Copy every line that contains the string "mökillä" from the entries below.

Rows from a figure dataset
>>>>

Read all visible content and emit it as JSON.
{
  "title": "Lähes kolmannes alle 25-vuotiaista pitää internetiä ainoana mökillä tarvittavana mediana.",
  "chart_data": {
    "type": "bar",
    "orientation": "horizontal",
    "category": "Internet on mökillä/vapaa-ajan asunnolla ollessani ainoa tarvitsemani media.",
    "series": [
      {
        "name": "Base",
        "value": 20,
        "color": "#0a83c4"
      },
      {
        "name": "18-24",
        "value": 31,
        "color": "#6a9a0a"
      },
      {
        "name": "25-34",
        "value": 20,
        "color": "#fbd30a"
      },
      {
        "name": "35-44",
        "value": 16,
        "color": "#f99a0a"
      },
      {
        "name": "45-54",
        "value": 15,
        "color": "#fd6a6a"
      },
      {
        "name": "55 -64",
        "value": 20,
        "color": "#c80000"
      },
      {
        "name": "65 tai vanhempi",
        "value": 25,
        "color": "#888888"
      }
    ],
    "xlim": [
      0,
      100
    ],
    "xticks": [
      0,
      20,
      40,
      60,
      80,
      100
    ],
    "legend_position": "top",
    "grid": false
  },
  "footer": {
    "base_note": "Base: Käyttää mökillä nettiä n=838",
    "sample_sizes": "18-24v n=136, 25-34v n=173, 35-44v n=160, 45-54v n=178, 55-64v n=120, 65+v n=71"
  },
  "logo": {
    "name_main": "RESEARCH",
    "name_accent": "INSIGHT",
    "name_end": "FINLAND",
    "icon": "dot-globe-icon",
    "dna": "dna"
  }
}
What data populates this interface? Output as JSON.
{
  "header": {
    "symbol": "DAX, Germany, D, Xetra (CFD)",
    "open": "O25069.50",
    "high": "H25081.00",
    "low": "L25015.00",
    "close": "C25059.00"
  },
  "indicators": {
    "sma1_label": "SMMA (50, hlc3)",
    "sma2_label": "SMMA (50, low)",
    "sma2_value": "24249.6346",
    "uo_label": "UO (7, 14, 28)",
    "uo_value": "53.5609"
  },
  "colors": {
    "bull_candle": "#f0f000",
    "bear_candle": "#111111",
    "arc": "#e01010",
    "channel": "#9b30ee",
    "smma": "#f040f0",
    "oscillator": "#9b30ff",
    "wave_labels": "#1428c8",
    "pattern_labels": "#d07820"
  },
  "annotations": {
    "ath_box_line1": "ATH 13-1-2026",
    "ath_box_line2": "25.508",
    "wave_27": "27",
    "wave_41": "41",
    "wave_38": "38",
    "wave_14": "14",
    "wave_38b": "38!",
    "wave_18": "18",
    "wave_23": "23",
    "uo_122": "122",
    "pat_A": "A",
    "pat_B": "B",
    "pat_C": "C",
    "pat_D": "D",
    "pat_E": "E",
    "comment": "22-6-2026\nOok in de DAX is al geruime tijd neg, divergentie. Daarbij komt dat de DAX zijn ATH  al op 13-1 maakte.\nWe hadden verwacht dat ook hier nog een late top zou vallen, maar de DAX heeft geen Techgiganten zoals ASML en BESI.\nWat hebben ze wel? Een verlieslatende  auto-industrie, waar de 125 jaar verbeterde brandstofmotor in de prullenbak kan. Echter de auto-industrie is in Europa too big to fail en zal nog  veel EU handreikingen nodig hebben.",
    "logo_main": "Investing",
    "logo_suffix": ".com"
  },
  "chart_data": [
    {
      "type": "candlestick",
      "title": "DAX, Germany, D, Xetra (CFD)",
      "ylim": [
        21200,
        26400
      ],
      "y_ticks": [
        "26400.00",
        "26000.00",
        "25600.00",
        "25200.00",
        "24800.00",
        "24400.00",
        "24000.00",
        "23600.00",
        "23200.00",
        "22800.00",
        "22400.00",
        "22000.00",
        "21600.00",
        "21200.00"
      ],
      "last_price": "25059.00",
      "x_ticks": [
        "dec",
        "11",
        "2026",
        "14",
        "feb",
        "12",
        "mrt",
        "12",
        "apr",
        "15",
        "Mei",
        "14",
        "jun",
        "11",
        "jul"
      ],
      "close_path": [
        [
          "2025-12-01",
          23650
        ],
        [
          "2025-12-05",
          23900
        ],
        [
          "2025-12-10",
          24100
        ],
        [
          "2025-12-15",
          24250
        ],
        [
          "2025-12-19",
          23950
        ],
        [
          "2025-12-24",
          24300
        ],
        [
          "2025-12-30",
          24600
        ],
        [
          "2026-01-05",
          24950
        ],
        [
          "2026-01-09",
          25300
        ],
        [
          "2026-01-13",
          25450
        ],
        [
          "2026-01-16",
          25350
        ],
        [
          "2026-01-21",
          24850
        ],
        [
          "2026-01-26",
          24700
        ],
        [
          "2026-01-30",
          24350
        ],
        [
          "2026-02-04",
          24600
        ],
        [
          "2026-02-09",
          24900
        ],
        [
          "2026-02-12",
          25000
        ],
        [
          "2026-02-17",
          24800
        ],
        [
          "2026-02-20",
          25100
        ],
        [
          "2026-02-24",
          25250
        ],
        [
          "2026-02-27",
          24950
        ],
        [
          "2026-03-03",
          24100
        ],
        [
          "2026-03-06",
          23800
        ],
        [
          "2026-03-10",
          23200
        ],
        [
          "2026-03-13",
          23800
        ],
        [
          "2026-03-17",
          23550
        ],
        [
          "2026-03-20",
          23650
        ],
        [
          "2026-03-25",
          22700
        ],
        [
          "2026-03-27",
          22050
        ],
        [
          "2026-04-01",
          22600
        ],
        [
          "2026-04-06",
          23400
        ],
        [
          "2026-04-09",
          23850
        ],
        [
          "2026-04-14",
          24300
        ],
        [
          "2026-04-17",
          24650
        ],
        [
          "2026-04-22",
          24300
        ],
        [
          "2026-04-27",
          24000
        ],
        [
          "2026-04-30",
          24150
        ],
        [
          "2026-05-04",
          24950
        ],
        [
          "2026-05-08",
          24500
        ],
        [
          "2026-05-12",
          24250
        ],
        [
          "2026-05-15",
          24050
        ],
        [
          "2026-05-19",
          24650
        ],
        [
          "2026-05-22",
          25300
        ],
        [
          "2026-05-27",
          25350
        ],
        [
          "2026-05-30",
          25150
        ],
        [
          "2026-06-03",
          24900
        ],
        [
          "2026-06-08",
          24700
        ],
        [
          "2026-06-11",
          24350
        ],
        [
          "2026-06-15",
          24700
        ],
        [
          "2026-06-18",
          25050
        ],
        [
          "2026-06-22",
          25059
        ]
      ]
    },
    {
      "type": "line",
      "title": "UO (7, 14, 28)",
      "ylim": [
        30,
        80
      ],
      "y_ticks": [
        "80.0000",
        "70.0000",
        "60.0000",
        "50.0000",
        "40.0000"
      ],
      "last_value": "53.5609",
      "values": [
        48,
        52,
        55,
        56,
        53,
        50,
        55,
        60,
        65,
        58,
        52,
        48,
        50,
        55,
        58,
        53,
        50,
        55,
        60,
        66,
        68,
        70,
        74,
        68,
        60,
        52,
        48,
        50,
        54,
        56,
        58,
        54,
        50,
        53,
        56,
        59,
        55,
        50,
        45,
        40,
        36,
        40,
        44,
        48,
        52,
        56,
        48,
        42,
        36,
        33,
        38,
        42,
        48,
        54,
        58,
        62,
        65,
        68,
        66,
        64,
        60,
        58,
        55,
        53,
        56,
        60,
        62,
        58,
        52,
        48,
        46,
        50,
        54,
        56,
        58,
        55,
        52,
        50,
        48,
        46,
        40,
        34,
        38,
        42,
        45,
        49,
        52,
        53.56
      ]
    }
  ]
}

<<<<

Task response »
  "title": "Lähes kolmannes alle 25-vuotiaista pitää internetiä ainoana mökillä tarvittavana mediana.",
    "category": "Internet on mökillä/vapaa-ajan asunnolla ollessani ainoa tarvitsemani media.",
    "base_note": "Base: Käyttää mökillä nettiä n=838",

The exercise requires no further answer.